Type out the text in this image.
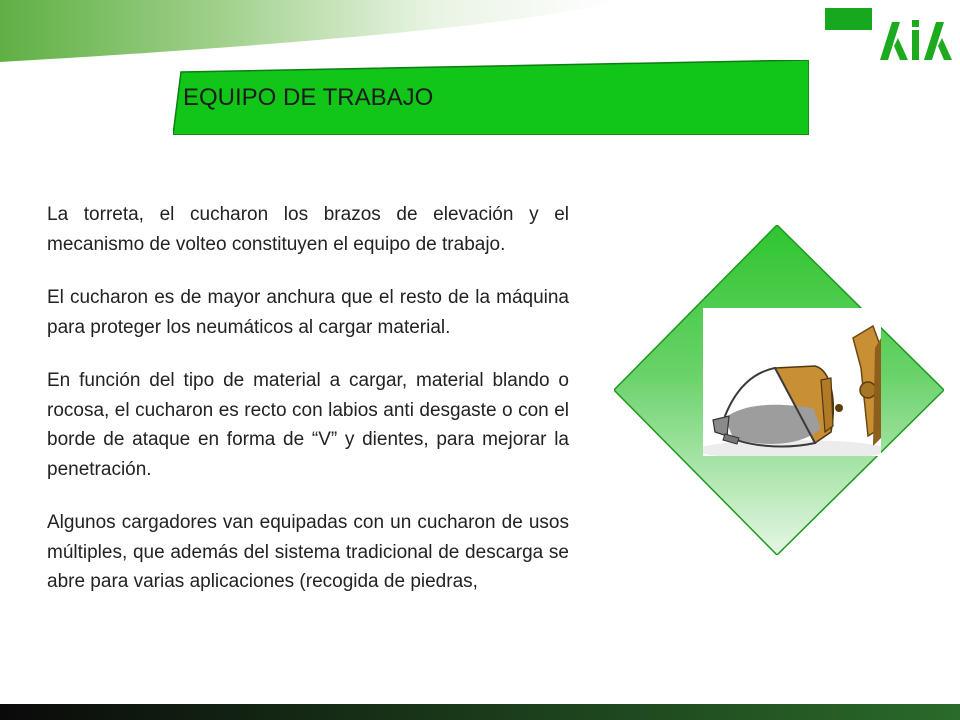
EQUIPO DE TRABAJO

La torreta, el cucharon los brazos de elevación y el mecanismo de volteo constituyen el equipo de trabajo.

El cucharon es de mayor anchura que el resto de la máquina para proteger los neumáticos al cargar material.

En función del tipo de material a cargar, material blando o rocosa, el cucharon es recto con labios anti desgaste o con el borde de ataque en forma de “V” y dientes, para mejorar la penetración.

Algunos cargadores van equipadas con un cucharon de usos múltiples, que además del sistema tradicional de descarga se abre para varias aplicaciones (recogida de piedras,
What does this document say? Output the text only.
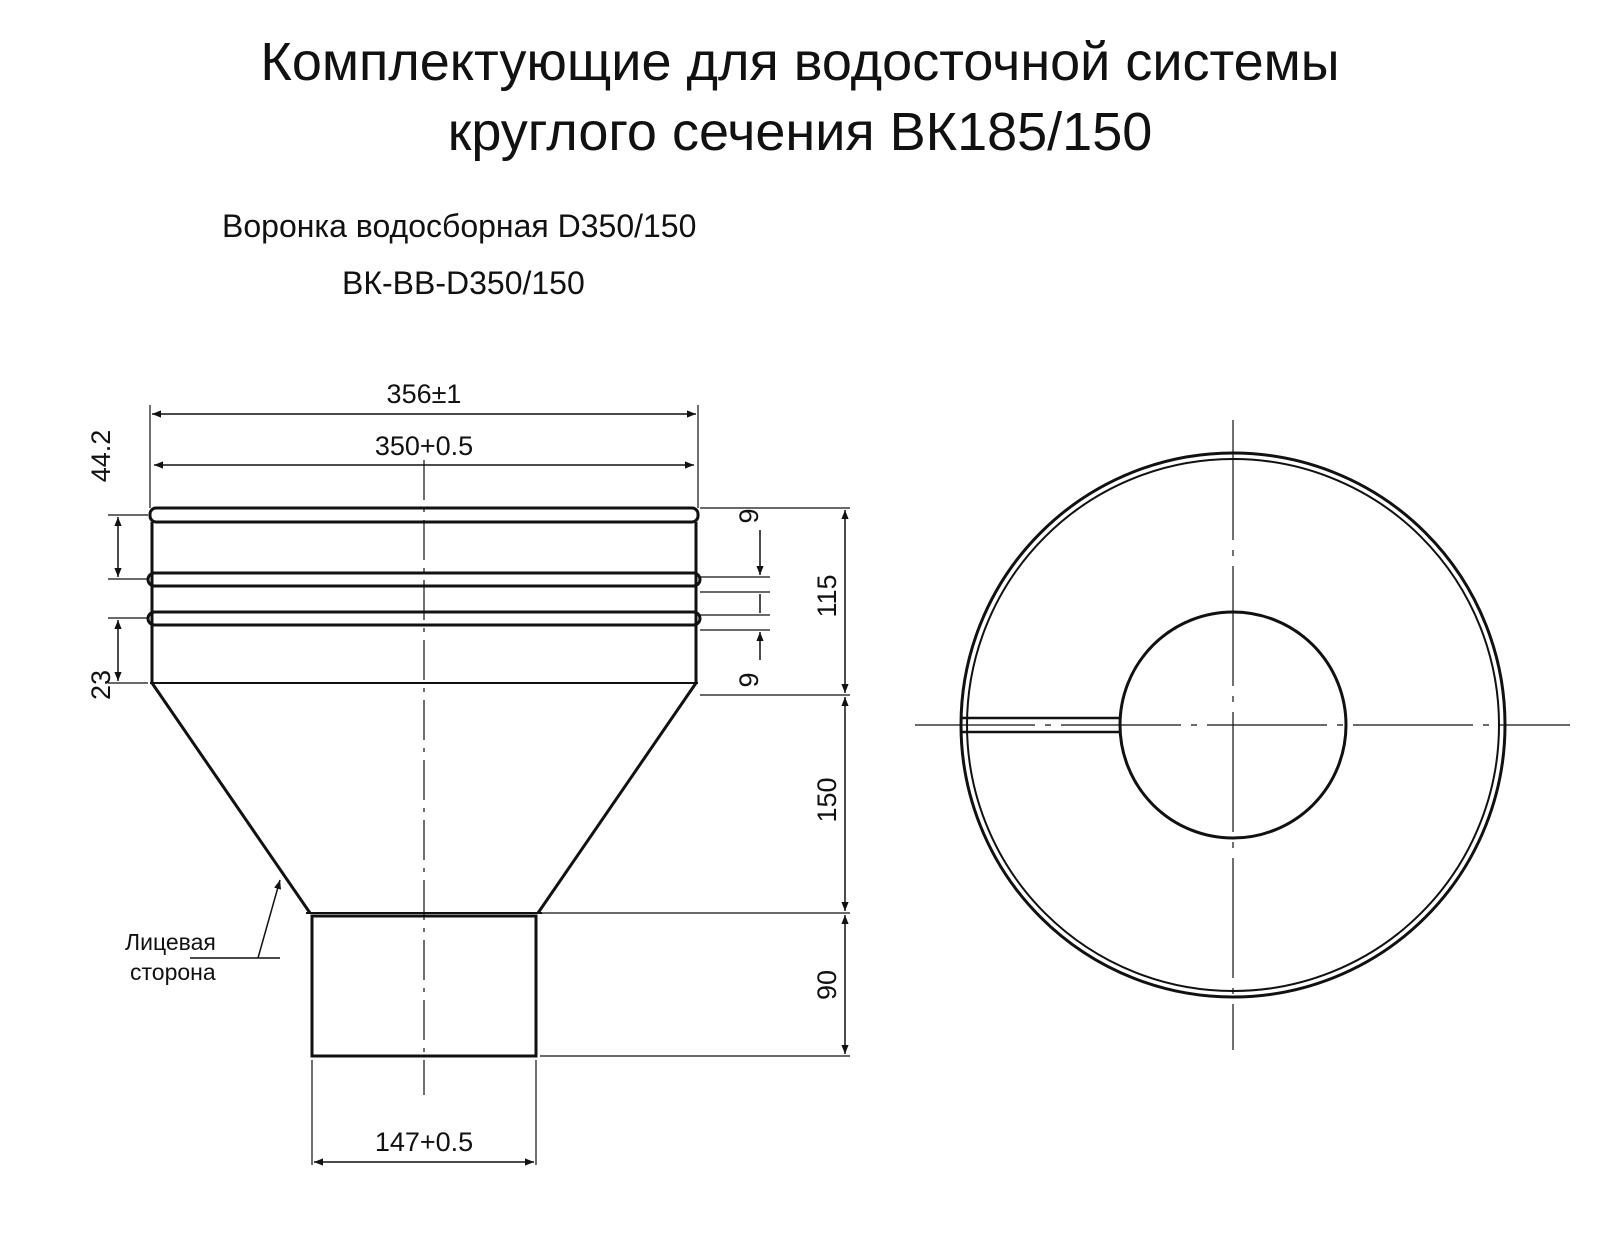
Комплектующие для водосточной системы
круглого сечения ВК185/150

Воронка водосборная D350/150

ВК-ВВ-D350/150

356±1
350+0.5
147+0.5
44.2
23
9
9
115
150
90
Лицевая
сторона
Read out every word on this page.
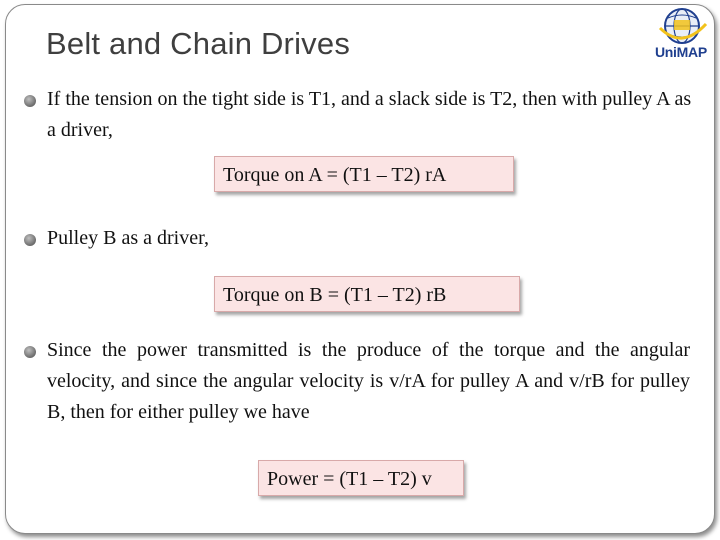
Belt and Chain Drives	UniMAP
If the tension on the tight side is T1, and a slack side is T2, then with pulley A as a driver,
Torque on A = (T1 – T2) rA
Pulley B as a driver,
Torque on B = (T1 – T2) rB
Since the power transmitted is the produce of the torque and the angular velocity, and since the angular velocity is v/rA for pulley A and v/rB for pulley B, then for either pulley we have
Power = (T1 – T2) v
*-*-*
* What needs to be done
Output an exact copy of the material, with the pictures removed.

* Answer to this problem
Type out the text in this image.
EQUIPO DE TRABAJO

La torreta, el cucharon los brazos de elevación y el mecanismo de volteo constituyen el equipo de trabajo.

El cucharon es de mayor anchura que el resto de la máquina para proteger los neumáticos al cargar material.

En función del tipo de material a cargar, material blando o rocosa, el cucharon es recto con labios anti desgaste o con el borde de ataque en forma de “V” y dientes, para mejorar la penetración.

Algunos cargadores van equipadas con un cucharon de usos múltiples, que además del sistema tradicional de descarga se abre para varias aplicaciones (recogida de piedras,
What does this document say? Output the text only.
Комплектующие для водосточной системы
круглого сечения ВК185/150

Воронка водосборная D350/150

ВК-ВВ-D350/150

356±1
350+0.5
147+0.5
44.2
23
9
9
115
150
90
Лицевая
сторона
Read out every word on this page.
Belt and Chain Drives	UniMAP
If the tension on the tight side is T1, and a slack side is T2, then with pulley A as a driver,
Torque on A = (T1 – T2) rA
Pulley B as a driver,
Torque on B = (T1 – T2) rB
Since the power transmitted is the produce of the torque and the angular velocity, and since the angular velocity is v/rA for pulley A and v/rB for pulley B, then for either pulley we have
Power = (T1 – T2) v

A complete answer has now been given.